● **Exercise requirements**
Find all lines in the listing that include the word "change", then copy them.

※ ※ ※

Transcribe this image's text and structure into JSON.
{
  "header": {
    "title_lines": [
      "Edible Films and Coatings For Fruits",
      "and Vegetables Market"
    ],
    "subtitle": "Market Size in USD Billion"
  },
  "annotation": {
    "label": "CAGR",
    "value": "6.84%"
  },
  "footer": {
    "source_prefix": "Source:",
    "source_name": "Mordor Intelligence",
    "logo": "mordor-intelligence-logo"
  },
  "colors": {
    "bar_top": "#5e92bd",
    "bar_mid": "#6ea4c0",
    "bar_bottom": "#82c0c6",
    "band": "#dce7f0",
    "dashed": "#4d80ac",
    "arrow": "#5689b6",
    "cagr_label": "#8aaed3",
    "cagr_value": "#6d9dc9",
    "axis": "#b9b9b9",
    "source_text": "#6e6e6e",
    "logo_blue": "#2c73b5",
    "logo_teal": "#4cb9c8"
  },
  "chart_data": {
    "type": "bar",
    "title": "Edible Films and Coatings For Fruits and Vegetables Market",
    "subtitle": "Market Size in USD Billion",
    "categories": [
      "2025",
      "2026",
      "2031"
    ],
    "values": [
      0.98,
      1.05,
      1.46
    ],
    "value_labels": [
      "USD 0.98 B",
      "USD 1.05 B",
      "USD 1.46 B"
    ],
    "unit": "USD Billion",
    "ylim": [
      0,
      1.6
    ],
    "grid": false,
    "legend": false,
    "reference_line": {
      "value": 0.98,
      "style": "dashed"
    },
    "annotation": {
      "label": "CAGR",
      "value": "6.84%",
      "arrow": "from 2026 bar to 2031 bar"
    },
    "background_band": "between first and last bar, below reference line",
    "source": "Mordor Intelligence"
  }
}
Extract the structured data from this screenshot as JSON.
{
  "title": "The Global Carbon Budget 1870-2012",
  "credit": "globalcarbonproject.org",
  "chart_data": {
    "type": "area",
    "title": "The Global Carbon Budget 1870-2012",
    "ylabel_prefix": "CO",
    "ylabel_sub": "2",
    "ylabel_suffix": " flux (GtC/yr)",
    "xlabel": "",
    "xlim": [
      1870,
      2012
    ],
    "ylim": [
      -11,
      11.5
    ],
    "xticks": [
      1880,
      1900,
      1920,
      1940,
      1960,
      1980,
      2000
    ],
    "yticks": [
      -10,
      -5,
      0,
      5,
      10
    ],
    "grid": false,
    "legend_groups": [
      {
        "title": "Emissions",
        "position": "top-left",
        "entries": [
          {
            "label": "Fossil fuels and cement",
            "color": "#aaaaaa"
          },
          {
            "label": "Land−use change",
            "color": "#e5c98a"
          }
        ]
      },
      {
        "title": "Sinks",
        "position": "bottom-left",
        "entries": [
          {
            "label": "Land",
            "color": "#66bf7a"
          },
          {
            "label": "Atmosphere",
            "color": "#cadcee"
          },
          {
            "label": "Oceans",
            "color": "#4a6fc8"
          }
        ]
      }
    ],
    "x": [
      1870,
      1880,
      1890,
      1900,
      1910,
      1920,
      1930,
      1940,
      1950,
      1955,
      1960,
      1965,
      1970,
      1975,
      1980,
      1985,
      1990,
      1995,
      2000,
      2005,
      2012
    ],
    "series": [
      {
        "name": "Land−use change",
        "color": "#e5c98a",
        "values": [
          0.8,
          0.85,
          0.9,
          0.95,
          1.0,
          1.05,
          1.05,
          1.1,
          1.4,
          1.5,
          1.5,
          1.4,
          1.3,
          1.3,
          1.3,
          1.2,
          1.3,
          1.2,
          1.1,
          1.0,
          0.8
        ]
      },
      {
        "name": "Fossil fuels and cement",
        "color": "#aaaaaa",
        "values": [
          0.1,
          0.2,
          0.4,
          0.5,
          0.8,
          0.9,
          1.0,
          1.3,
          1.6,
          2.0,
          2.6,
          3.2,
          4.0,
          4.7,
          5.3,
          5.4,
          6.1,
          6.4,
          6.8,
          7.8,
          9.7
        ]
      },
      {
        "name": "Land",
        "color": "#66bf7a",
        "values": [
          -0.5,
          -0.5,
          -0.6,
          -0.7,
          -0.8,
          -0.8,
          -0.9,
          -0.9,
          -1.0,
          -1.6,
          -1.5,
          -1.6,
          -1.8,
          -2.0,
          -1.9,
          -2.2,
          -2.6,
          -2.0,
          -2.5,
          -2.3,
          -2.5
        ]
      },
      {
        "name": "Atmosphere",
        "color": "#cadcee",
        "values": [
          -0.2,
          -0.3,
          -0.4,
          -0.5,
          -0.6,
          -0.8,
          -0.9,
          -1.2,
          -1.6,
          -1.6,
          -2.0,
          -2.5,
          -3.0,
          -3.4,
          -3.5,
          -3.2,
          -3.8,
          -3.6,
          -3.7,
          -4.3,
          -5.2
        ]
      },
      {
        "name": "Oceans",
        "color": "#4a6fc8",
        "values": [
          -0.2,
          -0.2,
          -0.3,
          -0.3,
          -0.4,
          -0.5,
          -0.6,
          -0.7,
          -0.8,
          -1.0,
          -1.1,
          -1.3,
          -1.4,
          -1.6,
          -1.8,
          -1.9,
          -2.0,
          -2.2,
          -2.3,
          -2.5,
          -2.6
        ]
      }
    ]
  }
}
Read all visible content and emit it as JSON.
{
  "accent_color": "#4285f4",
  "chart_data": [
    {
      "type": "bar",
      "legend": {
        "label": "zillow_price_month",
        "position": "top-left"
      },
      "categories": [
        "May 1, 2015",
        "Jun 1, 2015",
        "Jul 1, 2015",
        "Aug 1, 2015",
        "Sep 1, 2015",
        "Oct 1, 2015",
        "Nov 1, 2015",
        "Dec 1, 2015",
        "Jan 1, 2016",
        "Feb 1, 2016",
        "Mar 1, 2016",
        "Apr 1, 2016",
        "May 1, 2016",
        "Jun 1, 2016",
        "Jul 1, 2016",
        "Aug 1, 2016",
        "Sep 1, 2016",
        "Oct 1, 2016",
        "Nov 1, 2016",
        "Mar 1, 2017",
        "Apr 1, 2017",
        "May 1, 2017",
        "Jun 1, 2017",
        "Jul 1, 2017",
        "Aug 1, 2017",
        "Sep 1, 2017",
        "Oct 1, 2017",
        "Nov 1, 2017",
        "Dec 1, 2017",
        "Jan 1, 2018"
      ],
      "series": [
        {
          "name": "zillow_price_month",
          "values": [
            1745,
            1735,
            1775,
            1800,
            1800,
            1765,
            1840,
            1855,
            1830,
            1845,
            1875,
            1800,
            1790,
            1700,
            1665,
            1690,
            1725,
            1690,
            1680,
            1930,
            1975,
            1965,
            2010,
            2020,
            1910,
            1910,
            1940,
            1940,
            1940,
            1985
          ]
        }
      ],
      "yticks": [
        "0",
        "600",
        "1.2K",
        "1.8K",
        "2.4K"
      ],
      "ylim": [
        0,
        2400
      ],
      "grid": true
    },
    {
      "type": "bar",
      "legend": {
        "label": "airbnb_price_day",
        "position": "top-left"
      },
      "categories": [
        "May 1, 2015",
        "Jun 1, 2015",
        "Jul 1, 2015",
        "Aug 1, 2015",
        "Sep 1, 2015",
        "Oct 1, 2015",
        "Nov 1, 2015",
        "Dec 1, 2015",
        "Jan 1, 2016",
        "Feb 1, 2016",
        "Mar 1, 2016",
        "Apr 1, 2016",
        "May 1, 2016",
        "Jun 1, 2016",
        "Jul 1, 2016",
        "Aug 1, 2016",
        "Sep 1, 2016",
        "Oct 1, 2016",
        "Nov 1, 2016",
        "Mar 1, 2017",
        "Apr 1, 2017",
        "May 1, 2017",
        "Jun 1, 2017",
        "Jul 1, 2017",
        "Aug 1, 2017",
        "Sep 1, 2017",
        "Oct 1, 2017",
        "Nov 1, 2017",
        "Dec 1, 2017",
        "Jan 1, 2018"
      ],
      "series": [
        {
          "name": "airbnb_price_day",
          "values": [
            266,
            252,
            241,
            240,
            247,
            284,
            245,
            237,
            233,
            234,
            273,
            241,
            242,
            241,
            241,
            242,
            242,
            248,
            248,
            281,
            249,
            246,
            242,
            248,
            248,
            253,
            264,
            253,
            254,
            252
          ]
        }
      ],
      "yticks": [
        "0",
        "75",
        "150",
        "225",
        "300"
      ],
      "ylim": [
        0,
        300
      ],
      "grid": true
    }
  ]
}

※ ※ ※

● **Result for this task**
            "label": "Land−use change",
        "name": "Land−use change",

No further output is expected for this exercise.